Find the string "ΚΕΦΑΛΑΙΟΝ" and gather every line that holds it.

*The data*:
┏━━

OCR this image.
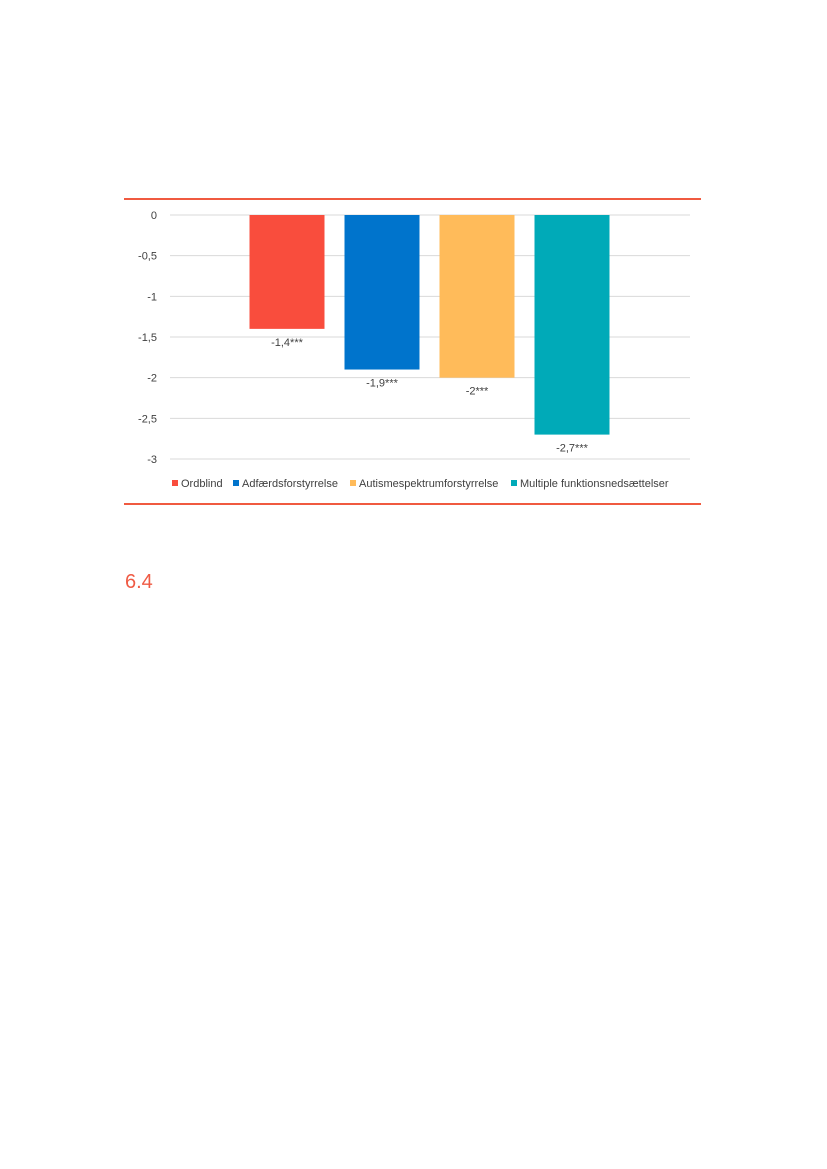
0
-0,5
-1
-1,5
-2
-2,5
-3
-1,4***
-1,9***
-2***
-2,7***
Ordblind Adfærdsforstyrrelse Autismespektrumforstyrrelse Multiple funktionsnedsættelser
6.4
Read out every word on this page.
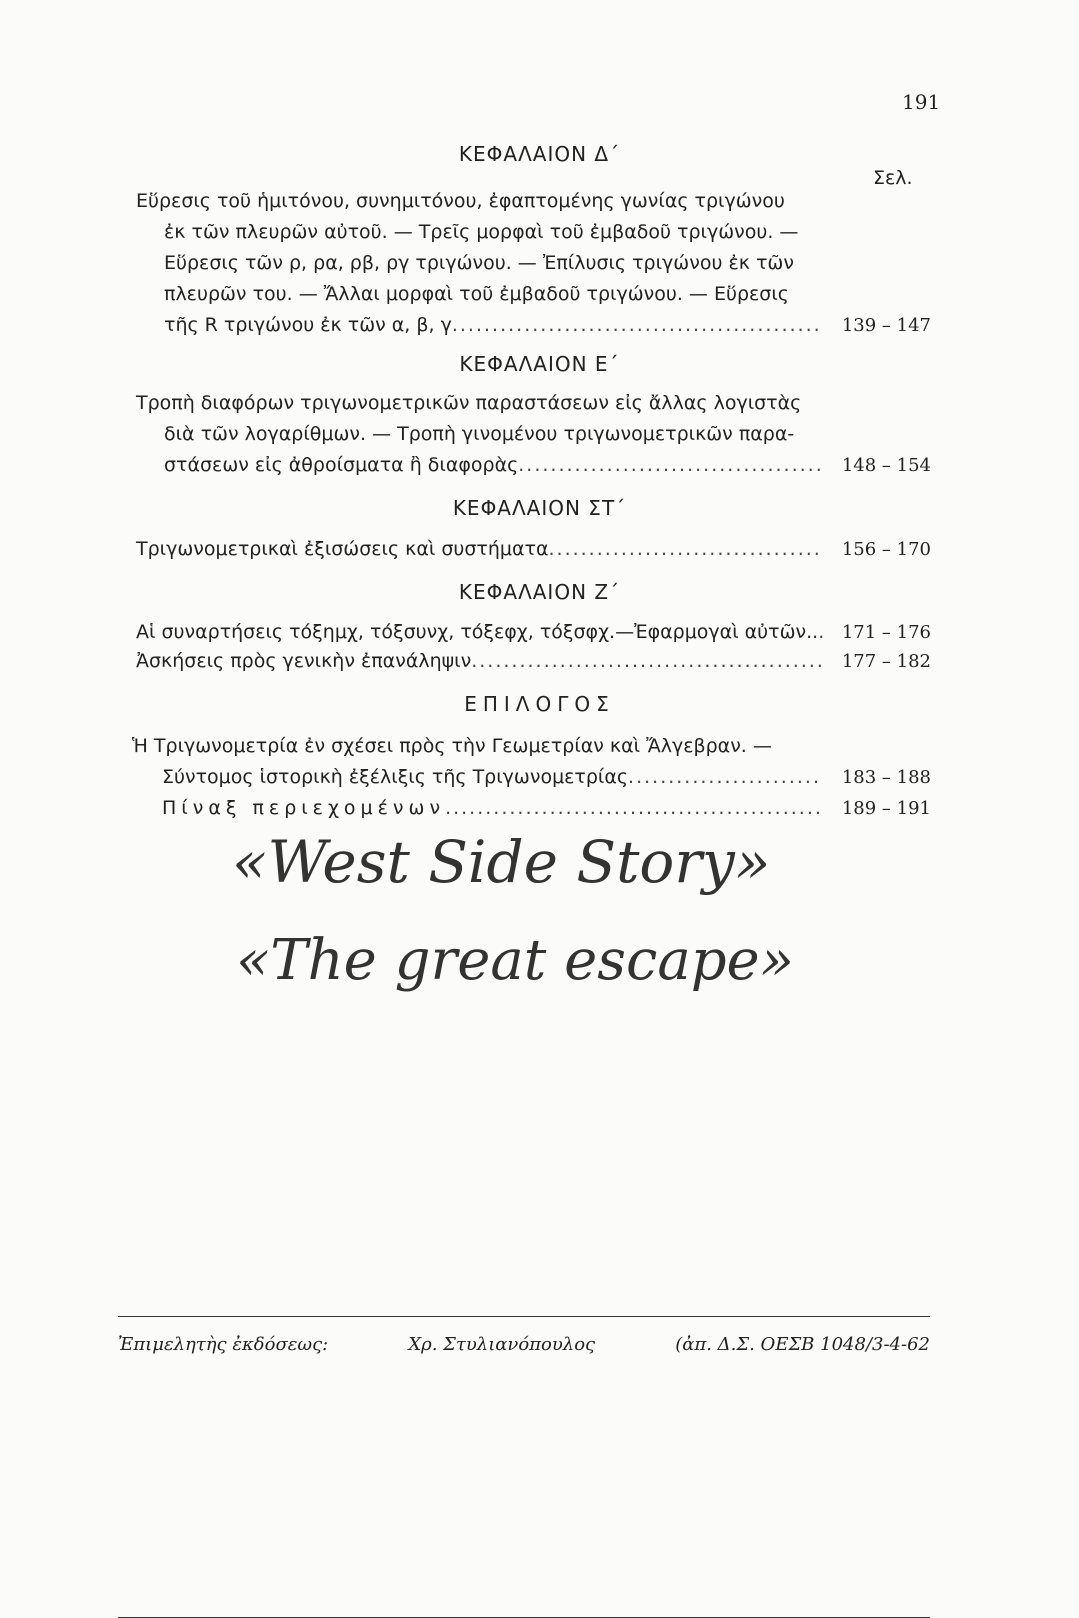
191
ΚΕΦΑΛΑΙΟΝ Δ΄
Σελ.
Εὕρεσις τοῦ ἡμιτόνου, συνημιτόνου, ἐφαπτομένης γωνίας τριγώνου
ἐκ τῶν πλευρῶν αὐτοῦ. — Τρεῖς μορφαὶ τοῦ ἐμβαδοῦ τριγώνου. —
Εὕρεσις τῶν ρ, ρα, ρβ, ργ τριγώνου. — Ἐπίλυσις τριγώνου ἐκ τῶν
πλευρῶν του. — Ἄλλαι μορφαὶ τοῦ ἐμβαδοῦ τριγώνου. — Εὕρεσις
τῆς R τριγώνου ἐκ τῶν α, β, γ .....	139 – 147
ΚΕΦΑΛΑΙΟΝ Ε΄
Τροπὴ διαφόρων τριγωνομετρικῶν παραστάσεων εἰς ἄλλας λογιστὰς
διὰ τῶν λογαρίθμων. — Τροπὴ γινομένου τριγωνομετρικῶν παρα-
στάσεων εἰς ἀθροίσματα ἢ διαφορὰς .....	148 – 154
ΚΕΦΑΛΑΙΟΝ ΣΤ΄
Τριγωνομετρικαὶ ἐξισώσεις καὶ συστήματα .....	156 – 170
ΚΕΦΑΛΑΙΟΝ Ζ΄
Αἱ συναρτήσεις τόξημχ, τόξσυνχ, τόξεφχ, τόξσφχ.—Ἐφαρμογαὶ αὐτῶν.. .....	171 – 176
Ἀσκήσεις πρὸς γενικὴν ἐπανάληψιν .....	177 – 182
ΕΠΙΛΟΓΟΣ
Ἡ Τριγωνομετρία ἐν σχέσει πρὸς τὴν Γεωμετρίαν καὶ Ἄλγεβραν. —
Σύντομος ἱστορικὴ ἐξέλιξις τῆς Τριγωνομετρίας .....	183 – 188
Πίναξ περιεχομένων .....	189 – 191
«West Side Story»
«The great escape»
Ἐπιμελητὴς ἐκδόσεως:	Χρ. Στυλιανόπουλος	(ἀπ. Δ.Σ. ΟΕΣΒ 1048/3-4-62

┗━━

*Written reply*:
ΚΕΦΑΛΑΙΟΝ Δ΄
ΚΕΦΑΛΑΙΟΝ Ε΄
ΚΕΦΑΛΑΙΟΝ ΣΤ΄
ΚΕΦΑΛΑΙΟΝ Ζ΄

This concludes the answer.